Reproduce completo y sin ningún cambio el texto citado que aparece a continuación.

=== Texto citado ===
----------------------------------------
4. Ouarzazate, Marruecos (2017) Foto J.L.Meneses (1)

Ouarzazate, Marruecos / Fotografía: José Luis Meneses


Me hubiera gustado viajar a Marrakech desde el Nilo, donde fuimos un mes antes con Marga, mi mujer. Hubiéramos atravesado Egipto, Libia, Túnez y Argelia, en camello como los tuaregs, para volver a encontrarnos en el desierto del Sahara en Túnez, con un sol de todo el día y unas estrellas de esas que te miran sin descanso del ocaso al amanecer. ¡Qué días aquellos!, disfrutando de un paisaje del color de la miel, de una lluvia de arena de esas que calan literalmente hasta los huesos y contemplando la luna paseando por las dunas acurrucados bajo una manta. Pero eso ya paso y, en esta ocasión, regresamos a Sort, a los Pirineos, ella con ganas de quedarse y yo, con ganas de partir.
----------------------------------------
=== Datos proporcionados ===
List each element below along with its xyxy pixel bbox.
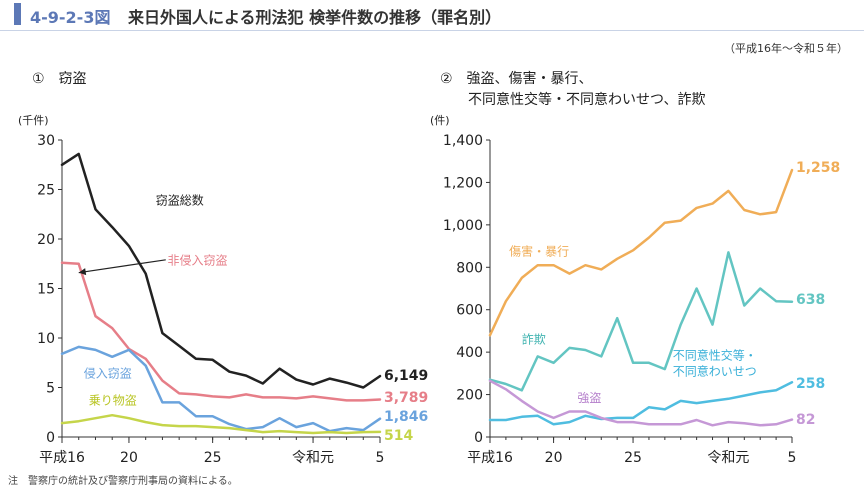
----------------------------------------
=== Resultado ===
4. Ouarzazate, Marruecos (2017) Foto J.L.Meneses (1)

Ouarzazate, Marruecos / Fotografía: José Luis Meneses


Me hubiera gustado viajar a Marrakech desde el Nilo, donde fuimos un mes antes con Marga, mi mujer. Hubiéramos atravesado Egipto, Libia, Túnez y Argelia, en camello como los tuaregs, para volver a encontrarnos en el desierto del Sahara en Túnez, con un sol de todo el día y unas estrellas de esas que te miran sin descanso del ocaso al amanecer. ¡Qué días aquellos!, disfrutando de un paisaje del color de la miel, de una lluvia de arena de esas que calan literalmente hasta los huesos y contemplando la luna paseando por las dunas acurrucados bajo una manta. Pero eso ya paso y, en esta ocasión, regresamos a Sort, a los Pirineos, ella con ganas de quedarse y yo, con ganas de partir.